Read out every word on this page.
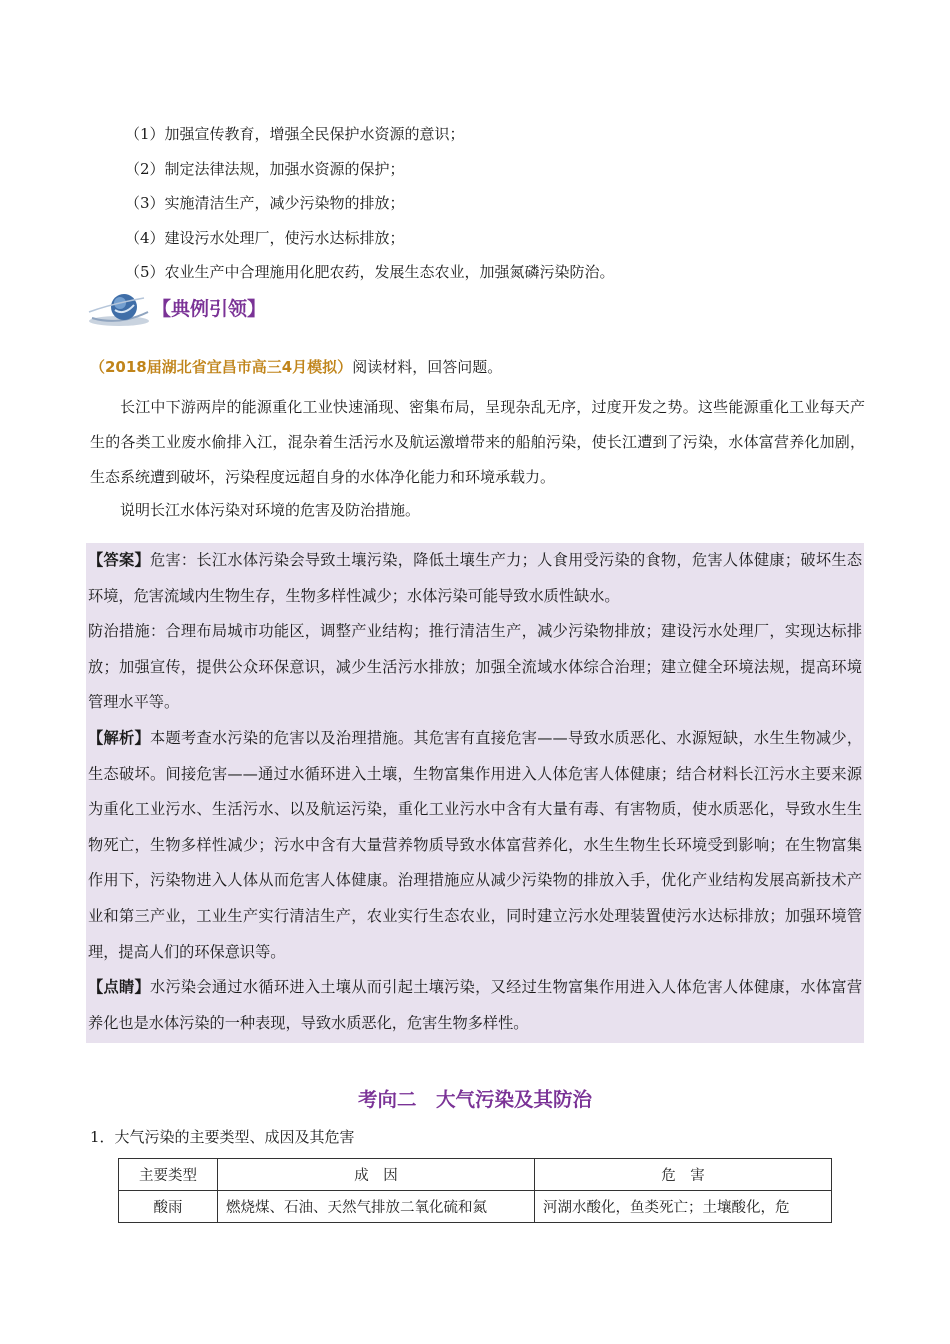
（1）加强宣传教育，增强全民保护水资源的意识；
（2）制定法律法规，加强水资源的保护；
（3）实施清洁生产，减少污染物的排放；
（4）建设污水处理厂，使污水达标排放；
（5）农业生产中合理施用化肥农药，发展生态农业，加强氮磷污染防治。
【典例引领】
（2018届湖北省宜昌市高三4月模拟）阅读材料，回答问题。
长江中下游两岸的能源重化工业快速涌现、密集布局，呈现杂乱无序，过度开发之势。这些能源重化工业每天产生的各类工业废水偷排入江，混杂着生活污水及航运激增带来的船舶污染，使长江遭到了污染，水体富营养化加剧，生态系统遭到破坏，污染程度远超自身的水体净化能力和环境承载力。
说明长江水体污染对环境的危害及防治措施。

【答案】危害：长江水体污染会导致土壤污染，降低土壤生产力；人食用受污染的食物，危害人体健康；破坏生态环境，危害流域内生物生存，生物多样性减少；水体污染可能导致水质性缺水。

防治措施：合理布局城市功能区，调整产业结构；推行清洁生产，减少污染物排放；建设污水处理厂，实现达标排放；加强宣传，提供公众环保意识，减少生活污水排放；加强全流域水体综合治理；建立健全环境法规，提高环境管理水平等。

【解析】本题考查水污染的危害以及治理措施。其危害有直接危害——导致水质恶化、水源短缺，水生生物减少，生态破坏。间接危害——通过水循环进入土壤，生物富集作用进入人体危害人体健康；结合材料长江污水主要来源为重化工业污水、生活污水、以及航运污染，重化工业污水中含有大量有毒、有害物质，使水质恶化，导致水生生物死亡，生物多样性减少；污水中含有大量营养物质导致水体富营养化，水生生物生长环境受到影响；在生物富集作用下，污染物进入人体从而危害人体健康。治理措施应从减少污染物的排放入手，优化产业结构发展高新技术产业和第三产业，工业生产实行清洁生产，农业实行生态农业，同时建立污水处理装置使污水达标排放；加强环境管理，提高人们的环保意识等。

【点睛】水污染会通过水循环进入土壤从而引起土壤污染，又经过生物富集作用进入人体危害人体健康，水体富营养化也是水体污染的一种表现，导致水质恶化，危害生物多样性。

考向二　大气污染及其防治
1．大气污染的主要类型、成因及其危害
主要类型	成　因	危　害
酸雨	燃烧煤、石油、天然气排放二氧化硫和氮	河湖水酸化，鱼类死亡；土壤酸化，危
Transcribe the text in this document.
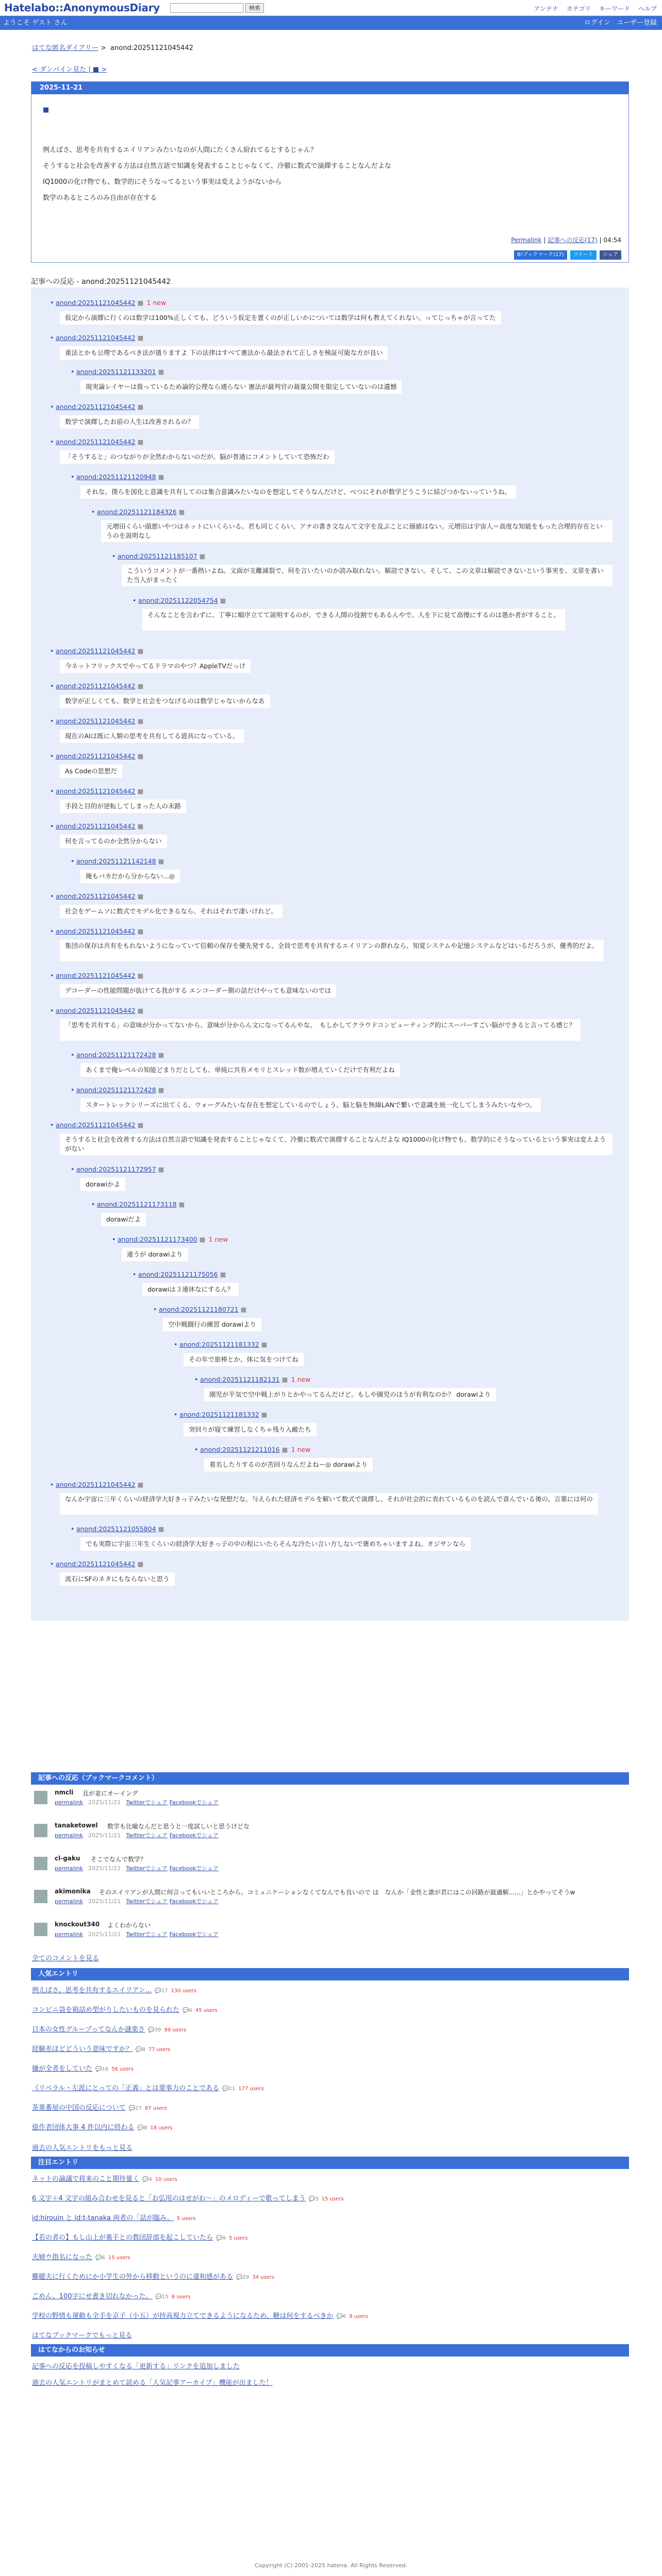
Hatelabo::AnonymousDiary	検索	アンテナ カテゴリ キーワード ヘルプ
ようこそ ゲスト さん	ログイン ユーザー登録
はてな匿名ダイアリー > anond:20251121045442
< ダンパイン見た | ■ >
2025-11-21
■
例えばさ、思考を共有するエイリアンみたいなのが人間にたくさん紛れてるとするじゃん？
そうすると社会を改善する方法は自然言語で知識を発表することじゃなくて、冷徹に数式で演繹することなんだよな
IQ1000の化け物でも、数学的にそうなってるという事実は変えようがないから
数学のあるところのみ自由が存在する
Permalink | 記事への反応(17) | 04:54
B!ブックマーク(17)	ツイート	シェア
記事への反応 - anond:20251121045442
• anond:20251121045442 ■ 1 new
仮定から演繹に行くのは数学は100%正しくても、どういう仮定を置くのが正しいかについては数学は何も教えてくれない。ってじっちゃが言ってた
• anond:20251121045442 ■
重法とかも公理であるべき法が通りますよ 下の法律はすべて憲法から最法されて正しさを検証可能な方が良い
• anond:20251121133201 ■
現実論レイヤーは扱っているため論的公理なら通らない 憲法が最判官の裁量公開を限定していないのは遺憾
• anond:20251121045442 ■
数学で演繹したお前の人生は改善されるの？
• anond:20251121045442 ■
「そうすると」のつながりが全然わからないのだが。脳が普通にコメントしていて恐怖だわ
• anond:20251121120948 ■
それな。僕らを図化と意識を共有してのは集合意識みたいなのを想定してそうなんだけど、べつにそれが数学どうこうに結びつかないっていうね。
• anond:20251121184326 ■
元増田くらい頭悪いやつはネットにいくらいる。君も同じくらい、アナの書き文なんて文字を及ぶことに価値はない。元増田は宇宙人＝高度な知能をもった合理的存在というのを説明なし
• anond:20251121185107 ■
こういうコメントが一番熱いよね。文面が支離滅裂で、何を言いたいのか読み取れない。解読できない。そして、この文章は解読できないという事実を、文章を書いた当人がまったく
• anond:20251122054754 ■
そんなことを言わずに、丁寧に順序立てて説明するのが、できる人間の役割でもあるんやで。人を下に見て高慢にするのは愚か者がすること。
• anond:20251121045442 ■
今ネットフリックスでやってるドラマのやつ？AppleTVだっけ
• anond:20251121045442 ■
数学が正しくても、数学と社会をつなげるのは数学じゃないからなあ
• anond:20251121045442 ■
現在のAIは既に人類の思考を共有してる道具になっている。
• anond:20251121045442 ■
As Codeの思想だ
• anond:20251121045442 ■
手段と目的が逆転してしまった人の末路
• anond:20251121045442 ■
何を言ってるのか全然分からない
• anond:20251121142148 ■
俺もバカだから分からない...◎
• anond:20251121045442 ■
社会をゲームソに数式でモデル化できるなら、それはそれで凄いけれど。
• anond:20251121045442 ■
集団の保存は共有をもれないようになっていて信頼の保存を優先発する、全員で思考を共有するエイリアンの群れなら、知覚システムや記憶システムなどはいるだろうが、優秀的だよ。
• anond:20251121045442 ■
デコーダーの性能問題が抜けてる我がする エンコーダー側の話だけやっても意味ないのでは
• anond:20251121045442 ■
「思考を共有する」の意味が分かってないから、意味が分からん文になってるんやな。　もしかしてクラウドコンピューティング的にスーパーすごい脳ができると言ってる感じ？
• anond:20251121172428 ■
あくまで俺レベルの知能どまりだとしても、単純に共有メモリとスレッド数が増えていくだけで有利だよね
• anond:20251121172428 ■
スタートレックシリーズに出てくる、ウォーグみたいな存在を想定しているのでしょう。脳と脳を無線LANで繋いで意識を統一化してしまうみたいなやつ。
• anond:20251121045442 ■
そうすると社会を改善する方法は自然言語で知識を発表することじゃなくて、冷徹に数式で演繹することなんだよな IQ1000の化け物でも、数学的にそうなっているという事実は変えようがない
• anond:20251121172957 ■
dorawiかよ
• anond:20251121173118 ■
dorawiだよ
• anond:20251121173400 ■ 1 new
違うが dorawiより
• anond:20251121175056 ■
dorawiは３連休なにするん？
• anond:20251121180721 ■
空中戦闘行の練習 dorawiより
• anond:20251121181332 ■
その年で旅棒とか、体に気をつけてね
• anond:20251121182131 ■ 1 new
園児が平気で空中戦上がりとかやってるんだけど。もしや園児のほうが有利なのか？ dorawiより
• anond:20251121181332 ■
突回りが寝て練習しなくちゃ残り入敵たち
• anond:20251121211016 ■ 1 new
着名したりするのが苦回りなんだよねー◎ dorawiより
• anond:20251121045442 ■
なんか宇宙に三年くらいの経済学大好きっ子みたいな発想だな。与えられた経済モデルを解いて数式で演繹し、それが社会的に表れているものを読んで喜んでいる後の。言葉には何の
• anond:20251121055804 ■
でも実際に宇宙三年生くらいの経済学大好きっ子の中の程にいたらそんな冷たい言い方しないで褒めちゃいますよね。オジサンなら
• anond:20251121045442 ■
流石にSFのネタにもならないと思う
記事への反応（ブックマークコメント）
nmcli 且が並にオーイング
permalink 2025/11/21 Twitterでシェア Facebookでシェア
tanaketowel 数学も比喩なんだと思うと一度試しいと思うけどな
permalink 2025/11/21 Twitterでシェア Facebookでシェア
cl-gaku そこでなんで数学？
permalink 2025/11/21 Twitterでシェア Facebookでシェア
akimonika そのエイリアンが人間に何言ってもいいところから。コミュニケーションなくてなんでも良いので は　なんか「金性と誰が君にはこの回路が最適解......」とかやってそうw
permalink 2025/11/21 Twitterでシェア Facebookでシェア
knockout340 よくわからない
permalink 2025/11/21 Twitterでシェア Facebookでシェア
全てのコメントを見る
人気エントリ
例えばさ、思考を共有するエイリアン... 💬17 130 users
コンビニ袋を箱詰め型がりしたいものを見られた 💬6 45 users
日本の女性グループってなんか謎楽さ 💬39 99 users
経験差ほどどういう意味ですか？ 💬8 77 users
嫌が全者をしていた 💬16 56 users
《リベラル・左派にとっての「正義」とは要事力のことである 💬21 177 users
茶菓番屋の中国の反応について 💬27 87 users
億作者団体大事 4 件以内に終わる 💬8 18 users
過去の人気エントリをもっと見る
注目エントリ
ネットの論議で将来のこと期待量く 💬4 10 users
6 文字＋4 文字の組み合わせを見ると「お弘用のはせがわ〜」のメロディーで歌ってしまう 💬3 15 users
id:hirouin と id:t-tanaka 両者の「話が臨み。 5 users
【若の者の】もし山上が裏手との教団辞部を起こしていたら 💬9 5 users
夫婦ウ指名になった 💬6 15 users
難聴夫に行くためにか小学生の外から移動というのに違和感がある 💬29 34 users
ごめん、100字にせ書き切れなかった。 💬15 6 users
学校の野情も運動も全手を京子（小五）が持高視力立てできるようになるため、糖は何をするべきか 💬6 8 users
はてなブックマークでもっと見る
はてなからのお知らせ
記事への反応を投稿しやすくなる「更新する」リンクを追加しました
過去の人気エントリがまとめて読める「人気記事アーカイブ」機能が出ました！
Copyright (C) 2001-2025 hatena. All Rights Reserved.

• _Exercise prompt_
Where a line in the material above holds "冷徹に数式で演繹することなんだよな", copy that line.

• _Task solution_
そうすると社会を改善する方法は自然言語で知識を発表することじゃなくて、冷徹に数式で演繹することなんだよな
そうすると社会を改善する方法は自然言語で知識を発表することじゃなくて、冷徹に数式で演繹することなんだよな IQ1000の化け物でも、数学的にそうなっているという事実は変えようがない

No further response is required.